[START]

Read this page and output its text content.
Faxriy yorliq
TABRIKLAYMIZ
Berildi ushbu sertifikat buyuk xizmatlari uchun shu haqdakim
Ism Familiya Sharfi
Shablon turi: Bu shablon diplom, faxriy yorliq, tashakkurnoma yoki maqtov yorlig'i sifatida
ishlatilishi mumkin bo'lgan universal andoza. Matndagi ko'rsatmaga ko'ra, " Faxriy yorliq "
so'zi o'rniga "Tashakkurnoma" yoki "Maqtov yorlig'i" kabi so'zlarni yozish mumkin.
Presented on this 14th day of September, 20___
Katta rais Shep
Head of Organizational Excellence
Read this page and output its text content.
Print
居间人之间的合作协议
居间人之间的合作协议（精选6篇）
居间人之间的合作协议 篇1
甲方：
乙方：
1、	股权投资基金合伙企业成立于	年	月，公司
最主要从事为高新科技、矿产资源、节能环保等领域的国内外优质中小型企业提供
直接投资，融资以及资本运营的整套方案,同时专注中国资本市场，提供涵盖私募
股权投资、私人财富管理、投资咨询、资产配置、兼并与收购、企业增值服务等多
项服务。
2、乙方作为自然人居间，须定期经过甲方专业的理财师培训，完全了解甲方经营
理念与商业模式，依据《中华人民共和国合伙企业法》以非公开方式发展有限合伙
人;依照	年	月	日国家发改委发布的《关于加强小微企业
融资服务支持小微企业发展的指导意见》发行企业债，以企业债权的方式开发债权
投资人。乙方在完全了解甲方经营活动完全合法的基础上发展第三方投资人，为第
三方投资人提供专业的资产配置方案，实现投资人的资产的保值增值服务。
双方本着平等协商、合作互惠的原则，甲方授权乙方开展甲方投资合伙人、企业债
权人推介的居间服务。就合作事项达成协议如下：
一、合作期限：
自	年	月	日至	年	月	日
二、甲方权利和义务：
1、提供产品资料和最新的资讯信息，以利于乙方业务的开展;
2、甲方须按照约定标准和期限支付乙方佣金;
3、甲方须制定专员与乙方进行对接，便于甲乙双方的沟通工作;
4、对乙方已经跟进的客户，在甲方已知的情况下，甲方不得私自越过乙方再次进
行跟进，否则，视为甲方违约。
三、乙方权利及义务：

[END]

§ **Exercise directions**:
Your task is to output the full set of records exactly as presented.

§ **Task output**:
Read this page and output its text content.
Faxriy yorliq
TABRIKLAYMIZ
Berildi ushbu sertifikat buyuk xizmatlari uchun shu haqdakim
Ism Familiya Sharfi
Shablon turi: Bu shablon diplom, faxriy yorliq, tashakkurnoma yoki maqtov yorlig'i sifatida
ishlatilishi mumkin bo'lgan universal andoza. Matndagi ko'rsatmaga ko'ra, " Faxriy yorliq "
so'zi o'rniga "Tashakkurnoma" yoki "Maqtov yorlig'i" kabi so'zlarni yozish mumkin.
Presented on this 14th day of September, 20___
Katta rais Shep
Head of Organizational Excellence
Read this page and output its text content.
Print
居间人之间的合作协议
居间人之间的合作协议（精选6篇）
居间人之间的合作协议 篇1
甲方：
乙方：
1、	股权投资基金合伙企业成立于	年	月，公司
最主要从事为高新科技、矿产资源、节能环保等领域的国内外优质中小型企业提供
直接投资，融资以及资本运营的整套方案,同时专注中国资本市场，提供涵盖私募
股权投资、私人财富管理、投资咨询、资产配置、兼并与收购、企业增值服务等多
项服务。
2、乙方作为自然人居间，须定期经过甲方专业的理财师培训，完全了解甲方经营
理念与商业模式，依据《中华人民共和国合伙企业法》以非公开方式发展有限合伙
人;依照	年	月	日国家发改委发布的《关于加强小微企业
融资服务支持小微企业发展的指导意见》发行企业债，以企业债权的方式开发债权
投资人。乙方在完全了解甲方经营活动完全合法的基础上发展第三方投资人，为第
三方投资人提供专业的资产配置方案，实现投资人的资产的保值增值服务。
双方本着平等协商、合作互惠的原则，甲方授权乙方开展甲方投资合伙人、企业债
权人推介的居间服务。就合作事项达成协议如下：
一、合作期限：
自	年	月	日至	年	月	日
二、甲方权利和义务：
1、提供产品资料和最新的资讯信息，以利于乙方业务的开展;
2、甲方须按照约定标准和期限支付乙方佣金;
3、甲方须制定专员与乙方进行对接，便于甲乙双方的沟通工作;
4、对乙方已经跟进的客户，在甲方已知的情况下，甲方不得私自越过乙方再次进
行跟进，否则，视为甲方违约。
三、乙方权利及义务：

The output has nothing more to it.